§ Problem details
Extract each line bearing the word "ainsi".

§ Records to use
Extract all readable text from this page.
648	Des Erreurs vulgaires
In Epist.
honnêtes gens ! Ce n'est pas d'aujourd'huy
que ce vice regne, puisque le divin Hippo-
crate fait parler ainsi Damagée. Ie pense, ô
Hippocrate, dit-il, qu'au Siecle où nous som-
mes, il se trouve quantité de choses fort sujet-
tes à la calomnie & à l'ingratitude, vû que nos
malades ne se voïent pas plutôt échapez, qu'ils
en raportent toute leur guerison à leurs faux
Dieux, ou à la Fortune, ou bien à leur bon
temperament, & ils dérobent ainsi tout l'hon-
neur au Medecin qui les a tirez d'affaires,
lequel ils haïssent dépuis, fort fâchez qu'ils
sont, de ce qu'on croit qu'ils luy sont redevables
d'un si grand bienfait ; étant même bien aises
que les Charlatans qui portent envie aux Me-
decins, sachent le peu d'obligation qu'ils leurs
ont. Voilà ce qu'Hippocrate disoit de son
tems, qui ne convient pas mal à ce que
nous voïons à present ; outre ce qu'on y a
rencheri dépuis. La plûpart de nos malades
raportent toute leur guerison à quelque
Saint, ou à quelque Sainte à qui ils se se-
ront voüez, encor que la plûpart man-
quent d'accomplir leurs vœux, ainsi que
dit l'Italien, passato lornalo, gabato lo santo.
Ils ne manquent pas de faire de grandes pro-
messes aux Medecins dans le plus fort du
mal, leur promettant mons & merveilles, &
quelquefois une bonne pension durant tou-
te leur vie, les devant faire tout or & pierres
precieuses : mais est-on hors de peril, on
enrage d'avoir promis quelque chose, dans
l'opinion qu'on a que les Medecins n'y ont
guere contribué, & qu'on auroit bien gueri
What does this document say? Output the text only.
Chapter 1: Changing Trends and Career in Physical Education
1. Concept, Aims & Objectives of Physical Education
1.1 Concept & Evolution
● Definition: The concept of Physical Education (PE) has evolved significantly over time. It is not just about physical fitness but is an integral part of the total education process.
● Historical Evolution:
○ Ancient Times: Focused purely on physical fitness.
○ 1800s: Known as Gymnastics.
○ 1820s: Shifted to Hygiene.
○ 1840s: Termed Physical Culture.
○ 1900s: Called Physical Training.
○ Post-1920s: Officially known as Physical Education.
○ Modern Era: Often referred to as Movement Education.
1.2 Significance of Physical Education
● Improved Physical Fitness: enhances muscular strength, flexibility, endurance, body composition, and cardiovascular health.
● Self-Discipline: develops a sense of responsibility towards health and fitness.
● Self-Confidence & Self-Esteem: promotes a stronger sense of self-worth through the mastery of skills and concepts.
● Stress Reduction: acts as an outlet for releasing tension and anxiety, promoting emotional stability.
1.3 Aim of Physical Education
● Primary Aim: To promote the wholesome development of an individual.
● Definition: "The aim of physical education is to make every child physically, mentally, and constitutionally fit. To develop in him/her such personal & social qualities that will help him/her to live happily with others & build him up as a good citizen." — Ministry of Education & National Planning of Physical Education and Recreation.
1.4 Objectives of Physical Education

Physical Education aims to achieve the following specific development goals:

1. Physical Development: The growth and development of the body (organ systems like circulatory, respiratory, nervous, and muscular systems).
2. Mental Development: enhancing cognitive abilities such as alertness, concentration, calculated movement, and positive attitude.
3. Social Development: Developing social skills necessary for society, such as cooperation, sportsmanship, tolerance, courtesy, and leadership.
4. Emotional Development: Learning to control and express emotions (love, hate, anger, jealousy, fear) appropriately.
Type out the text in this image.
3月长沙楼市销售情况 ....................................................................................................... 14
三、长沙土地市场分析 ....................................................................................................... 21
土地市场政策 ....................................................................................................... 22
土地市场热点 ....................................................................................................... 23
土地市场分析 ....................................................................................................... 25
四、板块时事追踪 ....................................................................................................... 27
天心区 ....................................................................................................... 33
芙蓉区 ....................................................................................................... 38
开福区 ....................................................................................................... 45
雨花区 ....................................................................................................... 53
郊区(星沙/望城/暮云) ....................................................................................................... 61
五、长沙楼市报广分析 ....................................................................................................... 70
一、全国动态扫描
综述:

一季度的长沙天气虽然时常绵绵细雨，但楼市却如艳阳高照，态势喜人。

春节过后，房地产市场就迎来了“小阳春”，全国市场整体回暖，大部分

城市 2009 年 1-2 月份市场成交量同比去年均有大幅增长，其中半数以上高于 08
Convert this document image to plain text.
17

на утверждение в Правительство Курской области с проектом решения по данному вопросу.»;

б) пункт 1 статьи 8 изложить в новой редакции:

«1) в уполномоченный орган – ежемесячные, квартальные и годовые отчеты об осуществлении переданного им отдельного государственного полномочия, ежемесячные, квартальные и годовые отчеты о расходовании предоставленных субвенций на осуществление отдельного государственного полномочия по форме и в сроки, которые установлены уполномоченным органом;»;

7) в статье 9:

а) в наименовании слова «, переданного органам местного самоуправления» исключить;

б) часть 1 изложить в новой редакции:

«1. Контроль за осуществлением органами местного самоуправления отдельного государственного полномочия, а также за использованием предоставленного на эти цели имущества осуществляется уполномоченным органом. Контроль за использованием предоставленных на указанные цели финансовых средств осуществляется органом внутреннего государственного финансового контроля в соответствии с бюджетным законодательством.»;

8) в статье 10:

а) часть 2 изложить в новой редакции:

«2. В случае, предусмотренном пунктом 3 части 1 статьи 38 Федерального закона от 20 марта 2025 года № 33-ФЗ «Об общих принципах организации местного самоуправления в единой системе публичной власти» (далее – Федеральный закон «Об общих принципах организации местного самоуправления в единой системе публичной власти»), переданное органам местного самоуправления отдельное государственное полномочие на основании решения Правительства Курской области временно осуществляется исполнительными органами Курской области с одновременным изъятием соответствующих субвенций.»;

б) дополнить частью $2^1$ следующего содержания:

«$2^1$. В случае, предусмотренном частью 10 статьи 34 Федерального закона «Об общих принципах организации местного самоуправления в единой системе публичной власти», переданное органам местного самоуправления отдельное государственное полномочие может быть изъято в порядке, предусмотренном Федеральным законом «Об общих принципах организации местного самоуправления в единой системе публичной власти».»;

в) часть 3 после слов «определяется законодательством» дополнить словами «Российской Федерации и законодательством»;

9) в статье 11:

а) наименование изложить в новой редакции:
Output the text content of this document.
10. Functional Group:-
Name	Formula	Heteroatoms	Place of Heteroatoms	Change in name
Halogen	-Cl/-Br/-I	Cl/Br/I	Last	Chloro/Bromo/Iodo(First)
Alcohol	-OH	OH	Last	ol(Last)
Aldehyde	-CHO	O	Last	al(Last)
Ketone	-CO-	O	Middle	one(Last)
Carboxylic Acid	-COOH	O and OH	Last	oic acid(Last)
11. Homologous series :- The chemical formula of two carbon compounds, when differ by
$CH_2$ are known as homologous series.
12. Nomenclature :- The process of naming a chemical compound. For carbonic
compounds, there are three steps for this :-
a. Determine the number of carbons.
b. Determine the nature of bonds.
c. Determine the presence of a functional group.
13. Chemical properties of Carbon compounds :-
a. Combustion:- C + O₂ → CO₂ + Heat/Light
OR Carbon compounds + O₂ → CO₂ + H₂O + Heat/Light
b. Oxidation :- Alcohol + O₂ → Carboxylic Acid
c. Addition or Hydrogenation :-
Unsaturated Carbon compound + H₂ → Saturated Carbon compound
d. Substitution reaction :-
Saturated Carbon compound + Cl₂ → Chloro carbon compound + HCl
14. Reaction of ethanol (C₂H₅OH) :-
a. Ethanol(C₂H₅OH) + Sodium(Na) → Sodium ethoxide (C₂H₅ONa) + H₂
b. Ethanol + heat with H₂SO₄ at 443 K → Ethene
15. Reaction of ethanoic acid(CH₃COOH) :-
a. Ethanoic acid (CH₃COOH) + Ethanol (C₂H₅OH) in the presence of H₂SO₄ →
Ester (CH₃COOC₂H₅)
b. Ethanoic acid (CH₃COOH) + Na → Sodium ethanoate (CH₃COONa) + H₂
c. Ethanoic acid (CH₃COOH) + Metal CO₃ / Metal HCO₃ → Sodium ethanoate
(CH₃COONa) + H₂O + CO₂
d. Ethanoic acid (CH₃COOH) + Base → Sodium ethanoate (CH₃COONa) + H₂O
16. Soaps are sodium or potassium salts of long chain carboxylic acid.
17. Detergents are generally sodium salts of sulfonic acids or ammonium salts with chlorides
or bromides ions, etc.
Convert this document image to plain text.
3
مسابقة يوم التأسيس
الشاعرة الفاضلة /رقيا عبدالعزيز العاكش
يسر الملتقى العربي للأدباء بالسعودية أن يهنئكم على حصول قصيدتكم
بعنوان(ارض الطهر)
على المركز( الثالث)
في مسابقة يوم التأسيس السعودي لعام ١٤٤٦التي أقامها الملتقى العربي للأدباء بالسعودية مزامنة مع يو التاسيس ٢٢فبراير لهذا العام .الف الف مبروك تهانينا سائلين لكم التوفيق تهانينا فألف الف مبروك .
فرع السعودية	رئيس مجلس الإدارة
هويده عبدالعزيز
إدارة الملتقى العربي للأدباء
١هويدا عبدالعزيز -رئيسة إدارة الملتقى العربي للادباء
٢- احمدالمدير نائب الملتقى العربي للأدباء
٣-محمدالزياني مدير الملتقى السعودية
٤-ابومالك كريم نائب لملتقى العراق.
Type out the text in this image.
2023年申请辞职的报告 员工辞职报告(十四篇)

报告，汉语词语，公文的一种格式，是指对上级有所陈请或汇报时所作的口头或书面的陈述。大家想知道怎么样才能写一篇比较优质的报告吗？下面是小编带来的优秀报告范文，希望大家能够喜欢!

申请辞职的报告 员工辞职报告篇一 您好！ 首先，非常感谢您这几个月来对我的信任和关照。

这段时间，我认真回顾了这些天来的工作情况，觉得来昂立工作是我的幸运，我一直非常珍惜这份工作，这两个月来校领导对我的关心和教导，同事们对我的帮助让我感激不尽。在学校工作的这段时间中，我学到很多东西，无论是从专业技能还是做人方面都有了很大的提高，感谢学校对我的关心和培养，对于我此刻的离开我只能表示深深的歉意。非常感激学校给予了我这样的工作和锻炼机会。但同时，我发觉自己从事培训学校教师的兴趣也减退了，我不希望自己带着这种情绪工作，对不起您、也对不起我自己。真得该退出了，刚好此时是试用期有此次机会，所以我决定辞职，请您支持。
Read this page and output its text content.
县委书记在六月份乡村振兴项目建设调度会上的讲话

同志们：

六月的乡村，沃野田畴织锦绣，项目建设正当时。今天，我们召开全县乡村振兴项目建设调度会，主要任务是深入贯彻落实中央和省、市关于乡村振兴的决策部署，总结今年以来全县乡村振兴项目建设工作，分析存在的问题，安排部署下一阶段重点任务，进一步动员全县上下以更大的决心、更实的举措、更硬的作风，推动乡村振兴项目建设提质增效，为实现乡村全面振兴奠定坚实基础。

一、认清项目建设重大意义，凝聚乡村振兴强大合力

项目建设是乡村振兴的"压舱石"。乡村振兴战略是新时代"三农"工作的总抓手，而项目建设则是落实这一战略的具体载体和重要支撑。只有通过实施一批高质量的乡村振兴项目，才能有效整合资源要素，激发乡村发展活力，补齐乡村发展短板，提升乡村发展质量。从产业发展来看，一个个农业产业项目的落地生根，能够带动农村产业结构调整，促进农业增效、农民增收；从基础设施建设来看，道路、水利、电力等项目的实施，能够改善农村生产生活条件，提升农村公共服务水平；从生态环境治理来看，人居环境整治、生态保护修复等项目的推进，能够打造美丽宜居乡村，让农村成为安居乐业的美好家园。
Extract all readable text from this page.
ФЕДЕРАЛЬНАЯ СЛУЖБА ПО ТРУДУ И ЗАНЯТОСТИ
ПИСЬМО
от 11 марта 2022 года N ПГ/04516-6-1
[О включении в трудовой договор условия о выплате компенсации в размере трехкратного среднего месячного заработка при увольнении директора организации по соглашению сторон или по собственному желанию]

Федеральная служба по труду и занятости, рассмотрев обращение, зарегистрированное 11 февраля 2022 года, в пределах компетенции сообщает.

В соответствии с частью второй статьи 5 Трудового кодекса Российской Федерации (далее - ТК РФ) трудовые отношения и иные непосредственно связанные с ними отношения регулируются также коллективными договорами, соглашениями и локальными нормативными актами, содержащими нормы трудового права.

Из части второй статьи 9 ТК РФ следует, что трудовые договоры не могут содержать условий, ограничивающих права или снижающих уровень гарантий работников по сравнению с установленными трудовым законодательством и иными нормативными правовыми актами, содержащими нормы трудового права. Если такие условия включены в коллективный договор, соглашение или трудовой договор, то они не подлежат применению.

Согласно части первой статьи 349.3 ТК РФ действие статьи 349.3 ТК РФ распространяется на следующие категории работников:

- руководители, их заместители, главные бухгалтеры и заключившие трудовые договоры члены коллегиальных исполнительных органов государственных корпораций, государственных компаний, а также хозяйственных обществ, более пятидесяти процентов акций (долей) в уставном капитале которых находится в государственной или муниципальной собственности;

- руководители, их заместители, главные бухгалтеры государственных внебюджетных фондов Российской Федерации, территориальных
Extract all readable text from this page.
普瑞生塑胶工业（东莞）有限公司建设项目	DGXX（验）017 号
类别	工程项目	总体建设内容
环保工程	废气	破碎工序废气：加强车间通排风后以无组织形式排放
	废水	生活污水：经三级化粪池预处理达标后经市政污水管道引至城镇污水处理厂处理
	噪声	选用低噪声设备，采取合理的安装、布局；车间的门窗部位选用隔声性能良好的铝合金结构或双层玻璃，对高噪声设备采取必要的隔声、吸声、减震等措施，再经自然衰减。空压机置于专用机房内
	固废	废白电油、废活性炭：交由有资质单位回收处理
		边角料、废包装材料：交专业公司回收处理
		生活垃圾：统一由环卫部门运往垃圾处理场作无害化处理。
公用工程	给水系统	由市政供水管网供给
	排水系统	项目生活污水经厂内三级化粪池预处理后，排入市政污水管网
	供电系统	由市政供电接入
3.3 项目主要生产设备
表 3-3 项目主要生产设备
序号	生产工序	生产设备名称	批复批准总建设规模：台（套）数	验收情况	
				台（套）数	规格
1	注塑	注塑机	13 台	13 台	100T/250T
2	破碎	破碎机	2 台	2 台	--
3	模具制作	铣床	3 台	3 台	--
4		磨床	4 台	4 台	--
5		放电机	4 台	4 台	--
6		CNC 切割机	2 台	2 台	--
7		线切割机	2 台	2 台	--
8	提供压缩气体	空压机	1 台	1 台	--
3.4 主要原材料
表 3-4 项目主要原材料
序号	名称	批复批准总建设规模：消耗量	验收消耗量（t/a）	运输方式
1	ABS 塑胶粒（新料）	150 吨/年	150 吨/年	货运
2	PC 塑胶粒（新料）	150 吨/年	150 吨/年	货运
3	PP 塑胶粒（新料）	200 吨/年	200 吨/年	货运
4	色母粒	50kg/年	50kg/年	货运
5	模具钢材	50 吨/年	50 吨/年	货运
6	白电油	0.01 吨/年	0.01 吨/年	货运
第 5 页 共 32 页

§ Answer
crate fait parler ainsi Damagée. Ie pense, ô
temperament, & ils dérobent ainsi tout l'hon-
quent d'accomplir leurs vœux, ainsi que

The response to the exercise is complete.